● About this exercise
Reply with one number, the count of lines below that contain the string "National".

● Excerpted data
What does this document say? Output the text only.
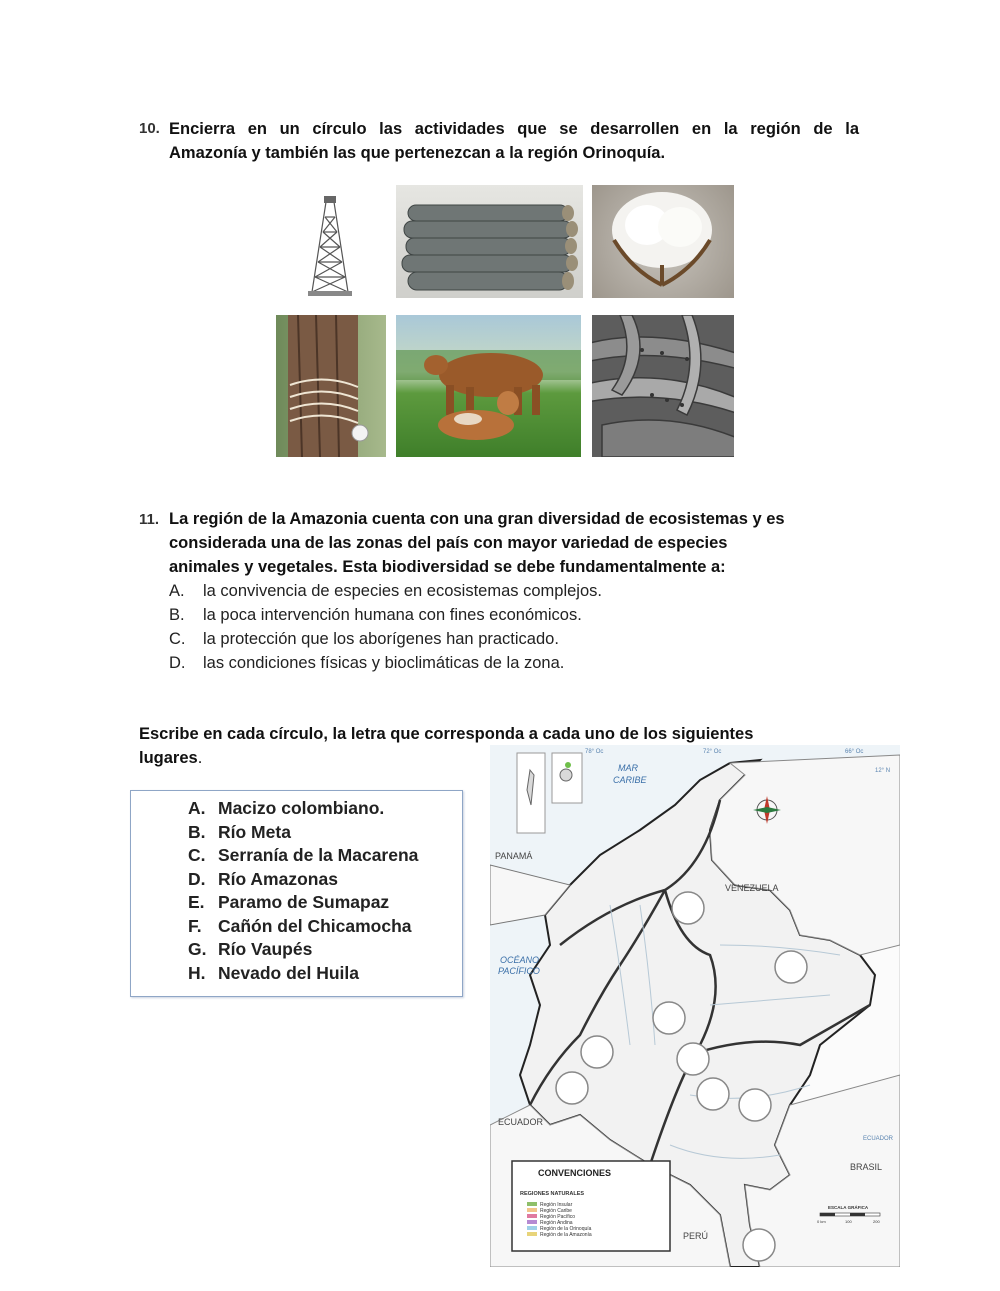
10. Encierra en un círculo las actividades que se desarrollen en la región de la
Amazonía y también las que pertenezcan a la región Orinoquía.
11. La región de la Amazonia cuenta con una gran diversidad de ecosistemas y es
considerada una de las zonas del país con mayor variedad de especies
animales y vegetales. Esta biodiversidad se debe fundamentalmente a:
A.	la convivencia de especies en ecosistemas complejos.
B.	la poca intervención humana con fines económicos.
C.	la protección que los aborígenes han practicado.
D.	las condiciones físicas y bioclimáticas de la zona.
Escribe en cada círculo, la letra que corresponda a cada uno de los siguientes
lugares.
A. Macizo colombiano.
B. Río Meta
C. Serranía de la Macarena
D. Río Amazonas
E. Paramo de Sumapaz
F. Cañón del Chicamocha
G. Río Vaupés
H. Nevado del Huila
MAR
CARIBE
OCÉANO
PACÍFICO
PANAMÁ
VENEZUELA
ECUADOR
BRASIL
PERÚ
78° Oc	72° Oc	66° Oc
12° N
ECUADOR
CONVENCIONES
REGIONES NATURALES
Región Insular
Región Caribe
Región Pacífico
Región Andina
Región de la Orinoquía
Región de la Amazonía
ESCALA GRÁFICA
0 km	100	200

--

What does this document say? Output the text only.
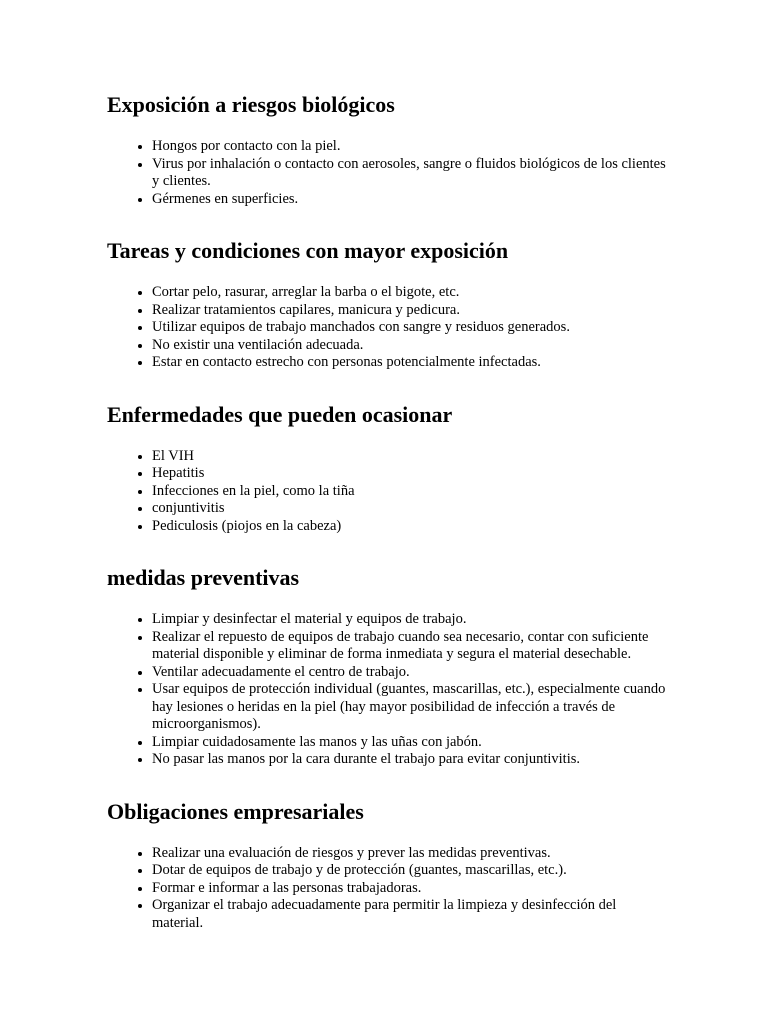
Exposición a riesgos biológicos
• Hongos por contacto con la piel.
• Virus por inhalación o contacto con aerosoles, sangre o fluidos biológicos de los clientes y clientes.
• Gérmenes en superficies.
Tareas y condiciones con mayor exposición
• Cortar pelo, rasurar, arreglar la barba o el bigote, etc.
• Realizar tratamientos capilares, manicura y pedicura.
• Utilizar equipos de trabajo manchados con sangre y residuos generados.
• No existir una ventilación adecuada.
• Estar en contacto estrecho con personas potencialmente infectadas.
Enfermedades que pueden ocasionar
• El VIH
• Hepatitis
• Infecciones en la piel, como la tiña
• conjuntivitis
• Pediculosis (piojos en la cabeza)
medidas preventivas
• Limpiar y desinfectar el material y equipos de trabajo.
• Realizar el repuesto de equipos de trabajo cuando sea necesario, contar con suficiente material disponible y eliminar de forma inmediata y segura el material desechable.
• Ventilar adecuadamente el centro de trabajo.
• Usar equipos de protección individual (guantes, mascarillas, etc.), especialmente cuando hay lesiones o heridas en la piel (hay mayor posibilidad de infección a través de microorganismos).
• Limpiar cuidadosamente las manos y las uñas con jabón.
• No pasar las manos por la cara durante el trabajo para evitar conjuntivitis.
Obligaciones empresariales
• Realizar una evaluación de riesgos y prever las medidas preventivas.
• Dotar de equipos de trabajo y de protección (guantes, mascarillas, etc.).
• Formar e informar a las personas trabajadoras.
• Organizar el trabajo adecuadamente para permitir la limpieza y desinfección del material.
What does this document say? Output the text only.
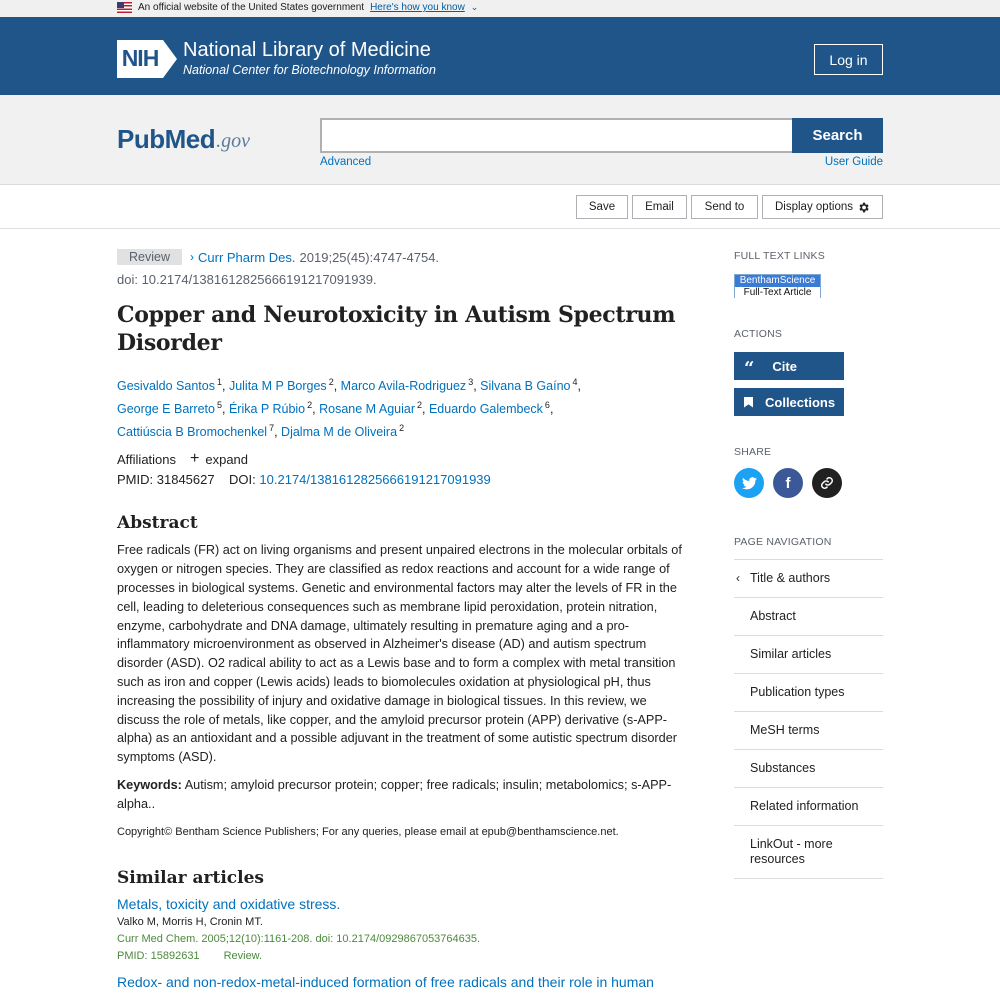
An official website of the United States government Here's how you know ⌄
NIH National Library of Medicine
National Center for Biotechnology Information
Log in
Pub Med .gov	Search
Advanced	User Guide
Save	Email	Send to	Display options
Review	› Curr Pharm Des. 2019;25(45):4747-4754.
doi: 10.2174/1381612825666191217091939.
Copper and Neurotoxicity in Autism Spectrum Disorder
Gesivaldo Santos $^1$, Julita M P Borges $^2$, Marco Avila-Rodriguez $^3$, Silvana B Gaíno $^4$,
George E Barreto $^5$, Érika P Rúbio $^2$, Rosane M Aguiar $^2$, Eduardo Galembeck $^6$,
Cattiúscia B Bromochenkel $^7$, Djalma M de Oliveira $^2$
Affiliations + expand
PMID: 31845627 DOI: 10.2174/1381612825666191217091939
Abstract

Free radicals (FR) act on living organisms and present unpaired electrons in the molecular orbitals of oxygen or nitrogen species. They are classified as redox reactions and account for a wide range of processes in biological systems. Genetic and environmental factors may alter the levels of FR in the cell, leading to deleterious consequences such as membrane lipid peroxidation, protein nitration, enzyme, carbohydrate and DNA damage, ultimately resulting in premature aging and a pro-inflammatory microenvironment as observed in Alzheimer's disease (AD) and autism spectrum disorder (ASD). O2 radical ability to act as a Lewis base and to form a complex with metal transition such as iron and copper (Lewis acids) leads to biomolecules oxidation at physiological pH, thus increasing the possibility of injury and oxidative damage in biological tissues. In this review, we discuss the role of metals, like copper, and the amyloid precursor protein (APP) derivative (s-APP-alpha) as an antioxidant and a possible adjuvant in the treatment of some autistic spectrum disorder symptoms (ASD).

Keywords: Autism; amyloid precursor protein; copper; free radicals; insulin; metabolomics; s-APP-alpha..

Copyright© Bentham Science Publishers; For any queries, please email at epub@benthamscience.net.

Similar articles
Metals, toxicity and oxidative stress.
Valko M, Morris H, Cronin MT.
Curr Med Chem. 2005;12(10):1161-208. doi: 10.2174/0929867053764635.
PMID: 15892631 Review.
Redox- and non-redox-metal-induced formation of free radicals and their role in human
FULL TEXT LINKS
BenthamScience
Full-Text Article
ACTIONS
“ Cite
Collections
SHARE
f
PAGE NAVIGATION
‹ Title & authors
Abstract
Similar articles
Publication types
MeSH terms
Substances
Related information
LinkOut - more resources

● Reply to the task
2